— begin TASK INPUTS —

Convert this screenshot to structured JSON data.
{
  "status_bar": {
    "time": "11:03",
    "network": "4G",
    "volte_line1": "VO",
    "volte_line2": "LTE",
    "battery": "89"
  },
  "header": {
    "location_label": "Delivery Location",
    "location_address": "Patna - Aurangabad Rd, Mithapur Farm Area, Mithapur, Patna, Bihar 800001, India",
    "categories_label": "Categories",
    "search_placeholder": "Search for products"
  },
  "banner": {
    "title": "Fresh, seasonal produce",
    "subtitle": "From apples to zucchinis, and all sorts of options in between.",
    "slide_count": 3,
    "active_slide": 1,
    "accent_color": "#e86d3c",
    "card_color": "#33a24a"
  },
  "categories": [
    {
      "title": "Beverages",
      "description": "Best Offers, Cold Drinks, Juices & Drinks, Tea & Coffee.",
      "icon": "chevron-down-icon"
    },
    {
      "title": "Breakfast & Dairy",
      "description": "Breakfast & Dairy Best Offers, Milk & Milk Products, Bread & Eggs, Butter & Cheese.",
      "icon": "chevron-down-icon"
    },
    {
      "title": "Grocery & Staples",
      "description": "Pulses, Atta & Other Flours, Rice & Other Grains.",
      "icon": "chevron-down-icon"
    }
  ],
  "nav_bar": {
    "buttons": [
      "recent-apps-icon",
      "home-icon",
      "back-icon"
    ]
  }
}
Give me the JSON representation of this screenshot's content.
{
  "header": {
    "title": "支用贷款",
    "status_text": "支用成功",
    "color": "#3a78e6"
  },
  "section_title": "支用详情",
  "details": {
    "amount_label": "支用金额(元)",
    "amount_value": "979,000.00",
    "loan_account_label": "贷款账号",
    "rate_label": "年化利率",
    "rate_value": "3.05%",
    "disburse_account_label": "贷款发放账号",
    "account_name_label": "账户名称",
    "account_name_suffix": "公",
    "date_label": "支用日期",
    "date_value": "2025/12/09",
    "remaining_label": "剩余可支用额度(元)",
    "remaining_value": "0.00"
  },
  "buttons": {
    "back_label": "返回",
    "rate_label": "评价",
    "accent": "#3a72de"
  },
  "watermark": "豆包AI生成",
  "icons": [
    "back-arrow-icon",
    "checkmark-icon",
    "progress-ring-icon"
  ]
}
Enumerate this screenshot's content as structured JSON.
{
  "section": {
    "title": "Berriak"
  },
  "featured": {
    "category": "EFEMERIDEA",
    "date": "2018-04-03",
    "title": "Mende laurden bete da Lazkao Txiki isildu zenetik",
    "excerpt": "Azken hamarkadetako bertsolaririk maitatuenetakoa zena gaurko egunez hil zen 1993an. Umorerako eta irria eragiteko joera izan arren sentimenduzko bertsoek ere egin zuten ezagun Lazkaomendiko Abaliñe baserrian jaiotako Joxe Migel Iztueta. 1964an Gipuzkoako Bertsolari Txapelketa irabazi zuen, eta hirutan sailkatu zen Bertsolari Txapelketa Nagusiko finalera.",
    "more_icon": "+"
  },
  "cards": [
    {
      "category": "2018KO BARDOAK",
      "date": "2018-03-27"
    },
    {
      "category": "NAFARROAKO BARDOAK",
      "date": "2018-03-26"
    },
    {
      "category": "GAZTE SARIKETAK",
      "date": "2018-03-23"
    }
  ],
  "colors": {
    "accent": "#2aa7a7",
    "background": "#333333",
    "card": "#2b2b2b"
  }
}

— end TASK INPUTS —

## EXERCISE PROMPT:
Each entry above needs to be retyped exactly.

## RESULT OF THIS TASK:
Convert this screenshot to structured JSON data.
{
  "status_bar": {
    "time": "11:03",
    "network": "4G",
    "volte_line1": "VO",
    "volte_line2": "LTE",
    "battery": "89"
  },
  "header": {
    "location_label": "Delivery Location",
    "location_address": "Patna - Aurangabad Rd, Mithapur Farm Area, Mithapur, Patna, Bihar 800001, India",
    "categories_label": "Categories",
    "search_placeholder": "Search for products"
  },
  "banner": {
    "title": "Fresh, seasonal produce",
    "subtitle": "From apples to zucchinis, and all sorts of options in between.",
    "slide_count": 3,
    "active_slide": 1,
    "accent_color": "#e86d3c",
    "card_color": "#33a24a"
  },
  "categories": [
    {
      "title": "Beverages",
      "description": "Best Offers, Cold Drinks, Juices & Drinks, Tea & Coffee.",
      "icon": "chevron-down-icon"
    },
    {
      "title": "Breakfast & Dairy",
      "description": "Breakfast & Dairy Best Offers, Milk & Milk Products, Bread & Eggs, Butter & Cheese.",
      "icon": "chevron-down-icon"
    },
    {
      "title": "Grocery & Staples",
      "description": "Pulses, Atta & Other Flours, Rice & Other Grains.",
      "icon": "chevron-down-icon"
    }
  ],
  "nav_bar": {
    "buttons": [
      "recent-apps-icon",
      "home-icon",
      "back-icon"
    ]
  }
}
Give me the JSON representation of this screenshot's content.
{
  "header": {
    "title": "支用贷款",
    "status_text": "支用成功",
    "color": "#3a78e6"
  },
  "section_title": "支用详情",
  "details": {
    "amount_label": "支用金额(元)",
    "amount_value": "979,000.00",
    "loan_account_label": "贷款账号",
    "rate_label": "年化利率",
    "rate_value": "3.05%",
    "disburse_account_label": "贷款发放账号",
    "account_name_label": "账户名称",
    "account_name_suffix": "公",
    "date_label": "支用日期",
    "date_value": "2025/12/09",
    "remaining_label": "剩余可支用额度(元)",
    "remaining_value": "0.00"
  },
  "buttons": {
    "back_label": "返回",
    "rate_label": "评价",
    "accent": "#3a72de"
  },
  "watermark": "豆包AI生成",
  "icons": [
    "back-arrow-icon",
    "checkmark-icon",
    "progress-ring-icon"
  ]
}
Enumerate this screenshot's content as structured JSON.
{
  "section": {
    "title": "Berriak"
  },
  "featured": {
    "category": "EFEMERIDEA",
    "date": "2018-04-03",
    "title": "Mende laurden bete da Lazkao Txiki isildu zenetik",
    "excerpt": "Azken hamarkadetako bertsolaririk maitatuenetakoa zena gaurko egunez hil zen 1993an. Umorerako eta irria eragiteko joera izan arren sentimenduzko bertsoek ere egin zuten ezagun Lazkaomendiko Abaliñe baserrian jaiotako Joxe Migel Iztueta. 1964an Gipuzkoako Bertsolari Txapelketa irabazi zuen, eta hirutan sailkatu zen Bertsolari Txapelketa Nagusiko finalera.",
    "more_icon": "+"
  },
  "cards": [
    {
      "category": "2018KO BARDOAK",
      "date": "2018-03-27"
    },
    {
      "category": "NAFARROAKO BARDOAK",
      "date": "2018-03-26"
    },
    {
      "category": "GAZTE SARIKETAK",
      "date": "2018-03-23"
    }
  ],
  "colors": {
    "accent": "#2aa7a7",
    "background": "#333333",
    "card": "#2b2b2b"
  }
}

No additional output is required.